**What is expected:**
Copy, from the entries below, each line where the word "OCTUBRE" can be found.
++++ Source material
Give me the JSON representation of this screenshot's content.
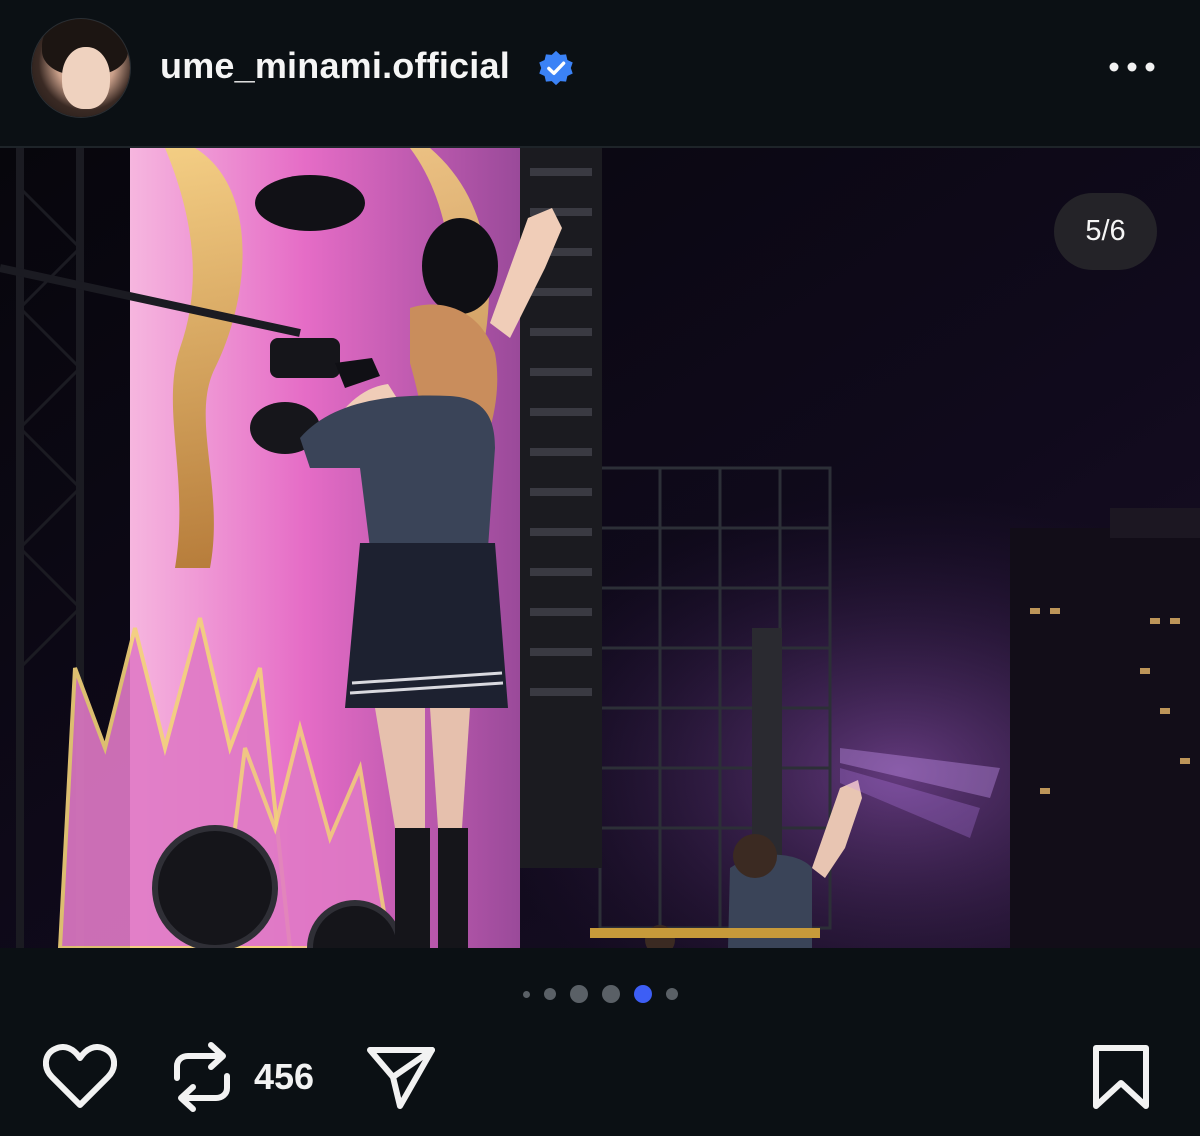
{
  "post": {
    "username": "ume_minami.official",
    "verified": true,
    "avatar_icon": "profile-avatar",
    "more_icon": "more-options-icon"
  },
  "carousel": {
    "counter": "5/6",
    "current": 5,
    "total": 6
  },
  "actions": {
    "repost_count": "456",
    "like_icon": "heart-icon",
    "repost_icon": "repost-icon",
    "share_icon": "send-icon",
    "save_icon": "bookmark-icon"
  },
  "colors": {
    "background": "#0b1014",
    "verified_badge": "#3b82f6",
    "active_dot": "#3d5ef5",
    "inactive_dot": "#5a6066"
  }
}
++++++++
++++ Source material
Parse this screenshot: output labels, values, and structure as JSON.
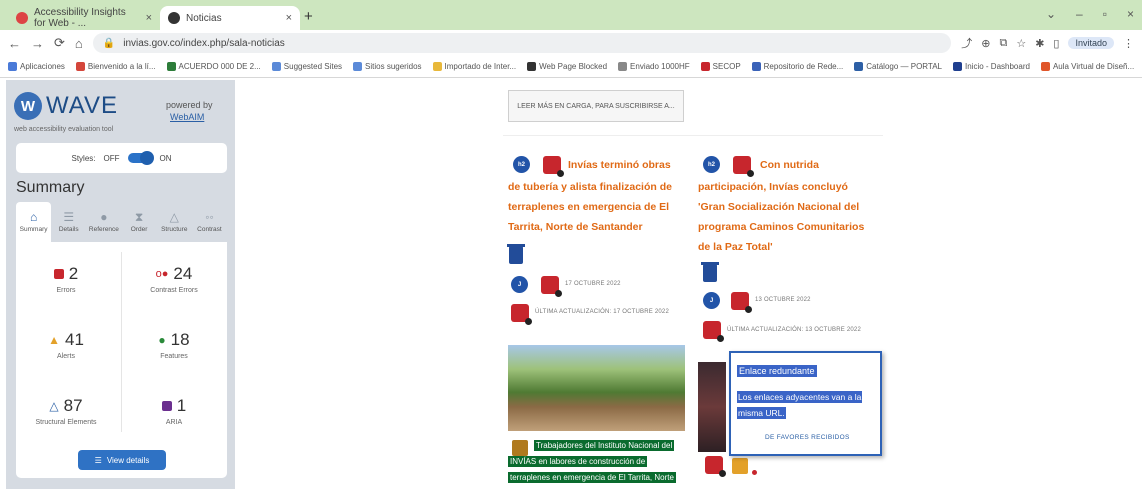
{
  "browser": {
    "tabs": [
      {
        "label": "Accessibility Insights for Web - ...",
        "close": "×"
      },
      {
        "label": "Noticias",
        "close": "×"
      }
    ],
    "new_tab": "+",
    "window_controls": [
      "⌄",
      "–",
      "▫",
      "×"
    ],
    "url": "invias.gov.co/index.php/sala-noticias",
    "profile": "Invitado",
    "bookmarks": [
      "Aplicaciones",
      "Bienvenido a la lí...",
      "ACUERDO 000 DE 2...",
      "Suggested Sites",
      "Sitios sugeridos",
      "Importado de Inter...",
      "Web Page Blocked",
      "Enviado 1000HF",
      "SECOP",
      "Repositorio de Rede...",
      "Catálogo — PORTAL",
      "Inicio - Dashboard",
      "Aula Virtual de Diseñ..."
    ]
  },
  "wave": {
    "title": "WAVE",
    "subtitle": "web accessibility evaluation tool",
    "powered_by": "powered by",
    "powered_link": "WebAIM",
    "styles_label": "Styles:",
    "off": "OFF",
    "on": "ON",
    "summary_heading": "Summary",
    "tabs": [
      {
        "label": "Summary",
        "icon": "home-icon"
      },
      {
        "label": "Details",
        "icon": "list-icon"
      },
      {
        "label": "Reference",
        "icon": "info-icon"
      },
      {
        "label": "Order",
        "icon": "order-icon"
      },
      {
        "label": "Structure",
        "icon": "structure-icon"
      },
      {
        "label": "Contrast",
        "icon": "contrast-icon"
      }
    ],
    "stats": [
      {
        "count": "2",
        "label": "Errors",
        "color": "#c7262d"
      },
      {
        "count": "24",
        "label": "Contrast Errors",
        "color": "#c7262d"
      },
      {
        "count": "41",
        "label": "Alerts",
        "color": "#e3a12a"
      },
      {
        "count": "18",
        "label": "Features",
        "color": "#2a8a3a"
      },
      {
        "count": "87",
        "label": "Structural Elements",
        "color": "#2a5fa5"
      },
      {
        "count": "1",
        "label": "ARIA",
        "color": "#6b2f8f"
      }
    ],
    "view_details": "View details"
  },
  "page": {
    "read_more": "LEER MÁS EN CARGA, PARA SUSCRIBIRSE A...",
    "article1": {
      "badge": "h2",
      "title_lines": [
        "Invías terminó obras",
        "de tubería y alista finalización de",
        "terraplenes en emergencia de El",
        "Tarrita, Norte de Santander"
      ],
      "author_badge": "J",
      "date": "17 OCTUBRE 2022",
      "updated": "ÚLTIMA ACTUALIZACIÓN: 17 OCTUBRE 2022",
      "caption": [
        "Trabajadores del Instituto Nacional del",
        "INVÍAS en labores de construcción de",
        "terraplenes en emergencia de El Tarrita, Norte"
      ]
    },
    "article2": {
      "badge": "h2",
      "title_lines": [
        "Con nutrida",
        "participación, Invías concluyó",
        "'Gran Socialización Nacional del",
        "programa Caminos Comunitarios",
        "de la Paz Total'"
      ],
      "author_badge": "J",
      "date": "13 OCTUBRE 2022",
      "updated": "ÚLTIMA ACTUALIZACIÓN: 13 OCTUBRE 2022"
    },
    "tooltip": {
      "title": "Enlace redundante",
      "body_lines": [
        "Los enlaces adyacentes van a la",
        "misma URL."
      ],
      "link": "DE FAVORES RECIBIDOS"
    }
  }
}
++++++++
**Answer below:**
      "date": "17 OCTUBRE 2022",
      "updated": "ÚLTIMA ACTUALIZACIÓN: 17 OCTUBRE 2022",
      "date": "13 OCTUBRE 2022",
      "updated": "ÚLTIMA ACTUALIZACIÓN: 13 OCTUBRE 2022"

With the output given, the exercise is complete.